## Written problem
Wherever a line holds the word "title", copy that line out.

---------- Records provided ----------

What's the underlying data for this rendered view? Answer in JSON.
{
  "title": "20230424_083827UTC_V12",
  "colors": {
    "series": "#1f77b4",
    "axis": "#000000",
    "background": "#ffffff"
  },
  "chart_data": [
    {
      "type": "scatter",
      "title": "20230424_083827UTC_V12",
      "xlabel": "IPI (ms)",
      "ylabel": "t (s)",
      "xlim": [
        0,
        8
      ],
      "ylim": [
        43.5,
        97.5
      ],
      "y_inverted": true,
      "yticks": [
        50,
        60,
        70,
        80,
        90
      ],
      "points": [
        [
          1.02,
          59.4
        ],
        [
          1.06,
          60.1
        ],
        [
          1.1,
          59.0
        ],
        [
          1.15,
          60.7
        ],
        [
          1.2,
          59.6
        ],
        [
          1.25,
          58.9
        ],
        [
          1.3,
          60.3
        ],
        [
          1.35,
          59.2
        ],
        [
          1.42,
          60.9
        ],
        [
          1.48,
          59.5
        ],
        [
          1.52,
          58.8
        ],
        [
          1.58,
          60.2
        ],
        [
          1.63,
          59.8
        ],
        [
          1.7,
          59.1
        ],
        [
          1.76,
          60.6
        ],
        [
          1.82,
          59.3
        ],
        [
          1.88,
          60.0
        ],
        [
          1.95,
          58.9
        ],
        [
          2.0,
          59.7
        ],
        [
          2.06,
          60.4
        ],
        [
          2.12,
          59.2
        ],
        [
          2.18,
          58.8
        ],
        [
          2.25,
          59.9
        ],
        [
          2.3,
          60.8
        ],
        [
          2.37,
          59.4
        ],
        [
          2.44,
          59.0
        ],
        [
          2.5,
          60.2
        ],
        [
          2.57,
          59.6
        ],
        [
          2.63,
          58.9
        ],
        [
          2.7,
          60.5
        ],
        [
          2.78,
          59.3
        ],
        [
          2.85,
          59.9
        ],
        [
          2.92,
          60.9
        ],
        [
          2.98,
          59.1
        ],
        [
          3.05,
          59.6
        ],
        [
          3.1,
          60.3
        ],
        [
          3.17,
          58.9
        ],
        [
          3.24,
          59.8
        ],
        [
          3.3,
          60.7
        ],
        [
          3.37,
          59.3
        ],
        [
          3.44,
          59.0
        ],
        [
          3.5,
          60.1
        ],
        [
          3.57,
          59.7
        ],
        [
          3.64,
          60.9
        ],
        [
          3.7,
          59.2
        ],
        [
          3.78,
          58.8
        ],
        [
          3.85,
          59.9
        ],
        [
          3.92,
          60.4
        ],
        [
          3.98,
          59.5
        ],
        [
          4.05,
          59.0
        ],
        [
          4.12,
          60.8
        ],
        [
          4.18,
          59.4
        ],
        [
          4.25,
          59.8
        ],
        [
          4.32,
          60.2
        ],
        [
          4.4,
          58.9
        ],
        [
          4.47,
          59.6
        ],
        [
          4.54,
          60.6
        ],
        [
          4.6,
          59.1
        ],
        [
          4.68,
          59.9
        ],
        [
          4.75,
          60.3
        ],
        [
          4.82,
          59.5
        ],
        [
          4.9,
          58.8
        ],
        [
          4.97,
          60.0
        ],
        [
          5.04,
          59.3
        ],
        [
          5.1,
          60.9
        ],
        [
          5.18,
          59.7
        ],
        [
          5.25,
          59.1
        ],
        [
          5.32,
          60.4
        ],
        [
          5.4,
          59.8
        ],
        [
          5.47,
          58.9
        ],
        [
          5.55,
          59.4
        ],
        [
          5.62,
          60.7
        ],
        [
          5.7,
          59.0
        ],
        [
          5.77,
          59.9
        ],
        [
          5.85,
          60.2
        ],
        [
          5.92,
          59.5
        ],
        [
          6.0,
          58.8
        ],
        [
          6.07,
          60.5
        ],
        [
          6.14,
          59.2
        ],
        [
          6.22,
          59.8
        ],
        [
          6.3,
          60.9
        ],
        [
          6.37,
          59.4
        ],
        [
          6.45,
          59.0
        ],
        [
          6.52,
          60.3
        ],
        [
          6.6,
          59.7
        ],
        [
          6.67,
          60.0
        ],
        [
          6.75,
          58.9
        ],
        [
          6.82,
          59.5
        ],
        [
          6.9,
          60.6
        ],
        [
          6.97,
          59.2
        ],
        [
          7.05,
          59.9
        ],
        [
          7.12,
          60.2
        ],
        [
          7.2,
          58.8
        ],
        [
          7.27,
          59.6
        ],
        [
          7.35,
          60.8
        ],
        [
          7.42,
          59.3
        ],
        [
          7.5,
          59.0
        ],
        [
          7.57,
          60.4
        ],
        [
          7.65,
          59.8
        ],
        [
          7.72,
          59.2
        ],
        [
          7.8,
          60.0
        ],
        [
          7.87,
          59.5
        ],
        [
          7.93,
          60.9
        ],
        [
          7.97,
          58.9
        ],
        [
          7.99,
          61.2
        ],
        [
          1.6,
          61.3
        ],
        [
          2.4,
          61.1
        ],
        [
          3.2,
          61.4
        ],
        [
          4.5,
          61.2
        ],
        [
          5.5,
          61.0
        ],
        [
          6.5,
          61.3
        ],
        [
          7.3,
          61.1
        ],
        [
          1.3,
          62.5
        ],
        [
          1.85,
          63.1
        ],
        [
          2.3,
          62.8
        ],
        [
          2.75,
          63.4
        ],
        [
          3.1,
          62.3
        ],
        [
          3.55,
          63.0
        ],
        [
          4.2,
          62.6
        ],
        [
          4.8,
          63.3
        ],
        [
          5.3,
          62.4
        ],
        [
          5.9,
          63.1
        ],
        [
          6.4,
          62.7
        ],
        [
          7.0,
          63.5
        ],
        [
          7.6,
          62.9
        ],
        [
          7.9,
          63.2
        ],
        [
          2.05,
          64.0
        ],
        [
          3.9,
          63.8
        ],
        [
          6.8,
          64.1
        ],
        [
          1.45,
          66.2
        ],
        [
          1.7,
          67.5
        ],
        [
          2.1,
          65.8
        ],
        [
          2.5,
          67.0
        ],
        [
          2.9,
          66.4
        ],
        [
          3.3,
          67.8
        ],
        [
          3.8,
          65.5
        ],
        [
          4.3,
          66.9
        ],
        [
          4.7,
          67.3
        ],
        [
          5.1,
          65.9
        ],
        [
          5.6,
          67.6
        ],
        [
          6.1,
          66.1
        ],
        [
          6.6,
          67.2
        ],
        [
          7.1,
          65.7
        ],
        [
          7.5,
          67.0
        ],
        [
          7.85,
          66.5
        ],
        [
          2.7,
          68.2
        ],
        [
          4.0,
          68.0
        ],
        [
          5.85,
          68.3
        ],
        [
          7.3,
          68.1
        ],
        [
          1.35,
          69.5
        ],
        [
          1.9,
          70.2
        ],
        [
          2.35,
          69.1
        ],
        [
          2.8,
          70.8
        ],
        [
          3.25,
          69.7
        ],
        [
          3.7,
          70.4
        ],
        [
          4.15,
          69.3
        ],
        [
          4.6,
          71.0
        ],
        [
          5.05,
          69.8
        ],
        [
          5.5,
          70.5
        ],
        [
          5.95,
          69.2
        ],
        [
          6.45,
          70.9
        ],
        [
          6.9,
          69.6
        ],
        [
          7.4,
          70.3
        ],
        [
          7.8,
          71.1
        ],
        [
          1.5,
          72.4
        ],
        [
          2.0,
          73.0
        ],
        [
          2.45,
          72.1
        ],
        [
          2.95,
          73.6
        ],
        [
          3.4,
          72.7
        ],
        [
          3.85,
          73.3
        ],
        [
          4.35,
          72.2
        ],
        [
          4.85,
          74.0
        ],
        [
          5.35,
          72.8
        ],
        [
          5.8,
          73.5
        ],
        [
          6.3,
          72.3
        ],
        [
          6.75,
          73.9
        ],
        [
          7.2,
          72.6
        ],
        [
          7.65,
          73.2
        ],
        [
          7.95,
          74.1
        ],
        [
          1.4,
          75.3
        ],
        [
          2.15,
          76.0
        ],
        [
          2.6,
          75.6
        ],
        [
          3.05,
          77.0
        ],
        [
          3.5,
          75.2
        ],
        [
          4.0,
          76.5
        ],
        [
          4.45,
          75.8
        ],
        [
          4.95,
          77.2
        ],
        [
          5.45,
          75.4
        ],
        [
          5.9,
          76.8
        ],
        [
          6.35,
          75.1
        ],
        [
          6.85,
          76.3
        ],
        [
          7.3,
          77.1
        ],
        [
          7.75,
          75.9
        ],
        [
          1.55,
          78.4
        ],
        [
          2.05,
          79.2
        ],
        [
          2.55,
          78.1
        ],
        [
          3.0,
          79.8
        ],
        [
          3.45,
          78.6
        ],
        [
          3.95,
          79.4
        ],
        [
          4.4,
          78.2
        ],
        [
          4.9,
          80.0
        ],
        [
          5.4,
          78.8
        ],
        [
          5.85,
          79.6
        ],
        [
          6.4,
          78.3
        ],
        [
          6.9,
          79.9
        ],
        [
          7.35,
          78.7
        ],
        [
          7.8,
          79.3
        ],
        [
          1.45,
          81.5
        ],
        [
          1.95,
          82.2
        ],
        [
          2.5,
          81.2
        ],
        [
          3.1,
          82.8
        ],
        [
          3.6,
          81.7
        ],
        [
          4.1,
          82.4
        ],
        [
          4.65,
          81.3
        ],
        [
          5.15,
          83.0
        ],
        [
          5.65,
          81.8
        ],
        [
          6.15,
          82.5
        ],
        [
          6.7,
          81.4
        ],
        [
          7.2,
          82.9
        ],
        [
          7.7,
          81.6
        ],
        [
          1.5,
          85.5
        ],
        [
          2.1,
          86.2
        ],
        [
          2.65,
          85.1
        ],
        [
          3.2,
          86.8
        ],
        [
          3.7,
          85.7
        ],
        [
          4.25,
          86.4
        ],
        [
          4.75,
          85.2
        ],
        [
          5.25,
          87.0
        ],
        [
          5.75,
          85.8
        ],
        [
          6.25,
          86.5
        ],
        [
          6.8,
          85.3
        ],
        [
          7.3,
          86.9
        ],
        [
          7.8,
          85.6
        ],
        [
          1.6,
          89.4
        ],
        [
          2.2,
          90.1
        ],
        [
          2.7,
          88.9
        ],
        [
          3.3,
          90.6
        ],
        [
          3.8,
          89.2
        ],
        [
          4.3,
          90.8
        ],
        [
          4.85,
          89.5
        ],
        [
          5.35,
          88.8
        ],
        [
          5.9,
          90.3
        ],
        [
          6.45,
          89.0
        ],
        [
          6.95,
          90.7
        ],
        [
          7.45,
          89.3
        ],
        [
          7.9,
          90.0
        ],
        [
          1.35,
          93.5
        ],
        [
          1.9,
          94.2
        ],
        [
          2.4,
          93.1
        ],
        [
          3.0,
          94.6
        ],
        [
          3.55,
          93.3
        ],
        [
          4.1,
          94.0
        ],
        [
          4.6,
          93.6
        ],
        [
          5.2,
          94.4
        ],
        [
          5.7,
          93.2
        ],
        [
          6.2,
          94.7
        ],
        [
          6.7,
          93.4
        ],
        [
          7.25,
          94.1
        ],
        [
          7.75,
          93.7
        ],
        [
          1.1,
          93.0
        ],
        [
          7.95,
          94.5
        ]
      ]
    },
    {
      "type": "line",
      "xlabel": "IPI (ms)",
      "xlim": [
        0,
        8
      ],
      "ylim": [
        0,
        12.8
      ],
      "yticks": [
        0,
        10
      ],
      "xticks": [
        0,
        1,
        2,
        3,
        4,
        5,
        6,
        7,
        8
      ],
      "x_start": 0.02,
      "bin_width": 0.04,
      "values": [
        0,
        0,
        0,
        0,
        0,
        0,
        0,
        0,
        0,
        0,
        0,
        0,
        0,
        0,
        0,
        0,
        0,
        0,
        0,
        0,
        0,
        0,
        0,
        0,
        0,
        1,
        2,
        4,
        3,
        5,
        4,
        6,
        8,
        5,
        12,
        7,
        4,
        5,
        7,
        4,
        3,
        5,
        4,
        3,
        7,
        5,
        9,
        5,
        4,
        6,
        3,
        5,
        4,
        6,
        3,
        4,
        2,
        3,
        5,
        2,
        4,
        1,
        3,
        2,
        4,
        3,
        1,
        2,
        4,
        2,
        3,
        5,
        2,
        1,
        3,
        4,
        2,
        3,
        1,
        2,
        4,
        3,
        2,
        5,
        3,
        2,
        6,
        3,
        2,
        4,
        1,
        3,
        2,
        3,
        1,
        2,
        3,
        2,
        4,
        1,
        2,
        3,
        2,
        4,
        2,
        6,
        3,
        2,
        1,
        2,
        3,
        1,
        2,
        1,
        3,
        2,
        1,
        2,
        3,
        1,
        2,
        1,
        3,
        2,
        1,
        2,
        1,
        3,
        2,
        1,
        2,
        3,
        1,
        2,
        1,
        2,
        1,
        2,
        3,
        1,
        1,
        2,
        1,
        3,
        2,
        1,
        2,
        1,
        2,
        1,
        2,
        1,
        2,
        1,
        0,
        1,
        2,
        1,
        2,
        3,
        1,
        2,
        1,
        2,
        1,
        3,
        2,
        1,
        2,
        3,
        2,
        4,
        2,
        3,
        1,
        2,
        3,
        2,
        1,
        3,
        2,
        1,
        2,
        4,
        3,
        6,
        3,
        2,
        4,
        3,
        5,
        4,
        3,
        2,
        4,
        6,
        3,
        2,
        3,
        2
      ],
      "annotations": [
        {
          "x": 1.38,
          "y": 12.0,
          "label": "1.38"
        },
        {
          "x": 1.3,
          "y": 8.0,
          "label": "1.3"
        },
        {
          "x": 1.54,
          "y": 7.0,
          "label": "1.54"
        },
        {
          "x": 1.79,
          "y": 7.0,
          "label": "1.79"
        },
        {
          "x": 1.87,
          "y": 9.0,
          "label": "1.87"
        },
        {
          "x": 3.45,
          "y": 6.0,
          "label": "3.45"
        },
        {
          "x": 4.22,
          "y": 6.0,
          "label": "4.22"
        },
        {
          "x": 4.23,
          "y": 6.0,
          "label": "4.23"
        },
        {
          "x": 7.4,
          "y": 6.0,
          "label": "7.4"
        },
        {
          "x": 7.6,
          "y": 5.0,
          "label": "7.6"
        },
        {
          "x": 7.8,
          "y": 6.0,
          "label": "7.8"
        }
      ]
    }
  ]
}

----------

## Response to this task
  "title": "20230424_083827UTC_V12",
      "title": "20230424_083827UTC_V12",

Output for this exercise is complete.